◆ YOUR OBJECTIVE: Could you output each line of the data that follows exactly?

◆ EXERCISE INPUTS:
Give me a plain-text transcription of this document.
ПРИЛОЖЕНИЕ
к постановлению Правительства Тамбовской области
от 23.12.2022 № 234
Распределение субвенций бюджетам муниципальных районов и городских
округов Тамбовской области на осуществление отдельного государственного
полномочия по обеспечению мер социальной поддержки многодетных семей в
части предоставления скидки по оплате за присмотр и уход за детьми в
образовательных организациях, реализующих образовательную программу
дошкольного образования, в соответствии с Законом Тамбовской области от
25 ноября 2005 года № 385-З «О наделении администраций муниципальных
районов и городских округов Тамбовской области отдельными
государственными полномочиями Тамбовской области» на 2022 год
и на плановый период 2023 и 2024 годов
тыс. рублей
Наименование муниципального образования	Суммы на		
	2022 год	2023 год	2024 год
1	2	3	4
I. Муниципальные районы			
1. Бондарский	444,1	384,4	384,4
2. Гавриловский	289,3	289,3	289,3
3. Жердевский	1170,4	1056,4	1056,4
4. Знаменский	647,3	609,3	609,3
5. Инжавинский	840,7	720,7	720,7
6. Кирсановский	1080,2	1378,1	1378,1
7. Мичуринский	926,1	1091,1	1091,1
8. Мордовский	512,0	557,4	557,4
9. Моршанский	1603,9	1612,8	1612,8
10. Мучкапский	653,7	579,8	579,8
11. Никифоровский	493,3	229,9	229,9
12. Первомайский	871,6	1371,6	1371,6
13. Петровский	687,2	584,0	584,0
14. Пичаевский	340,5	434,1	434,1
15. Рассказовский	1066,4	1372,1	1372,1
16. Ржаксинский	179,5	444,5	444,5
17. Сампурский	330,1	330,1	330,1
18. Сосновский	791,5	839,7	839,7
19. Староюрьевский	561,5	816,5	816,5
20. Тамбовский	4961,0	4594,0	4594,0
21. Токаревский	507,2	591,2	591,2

◆ TASK ANSWER:
Give me a plain-text transcription of this document.
ПРИЛОЖЕНИЕ
к постановлению Правительства Тамбовской области
от 23.12.2022 № 234
Распределение субвенций бюджетам муниципальных районов и городских
округов Тамбовской области на осуществление отдельного государственного
полномочия по обеспечению мер социальной поддержки многодетных семей в
части предоставления скидки по оплате за присмотр и уход за детьми в
образовательных организациях, реализующих образовательную программу
дошкольного образования, в соответствии с Законом Тамбовской области от
25 ноября 2005 года № 385-З «О наделении администраций муниципальных
районов и городских округов Тамбовской области отдельными
государственными полномочиями Тамбовской области» на 2022 год
и на плановый период 2023 и 2024 годов
тыс. рублей
Наименование муниципального образования	Суммы на		
	2022 год	2023 год	2024 год
1	2	3	4
I. Муниципальные районы			
1. Бондарский	444,1	384,4	384,4
2. Гавриловский	289,3	289,3	289,3
3. Жердевский	1170,4	1056,4	1056,4
4. Знаменский	647,3	609,3	609,3
5. Инжавинский	840,7	720,7	720,7
6. Кирсановский	1080,2	1378,1	1378,1
7. Мичуринский	926,1	1091,1	1091,1
8. Мордовский	512,0	557,4	557,4
9. Моршанский	1603,9	1612,8	1612,8
10. Мучкапский	653,7	579,8	579,8
11. Никифоровский	493,3	229,9	229,9
12. Первомайский	871,6	1371,6	1371,6
13. Петровский	687,2	584,0	584,0
14. Пичаевский	340,5	434,1	434,1
15. Рассказовский	1066,4	1372,1	1372,1
16. Ржаксинский	179,5	444,5	444,5
17. Сампурский	330,1	330,1	330,1
18. Сосновский	791,5	839,7	839,7
19. Староюрьевский	561,5	816,5	816,5
20. Тамбовский	4961,0	4594,0	4594,0
21. Токаревский	507,2	591,2	591,2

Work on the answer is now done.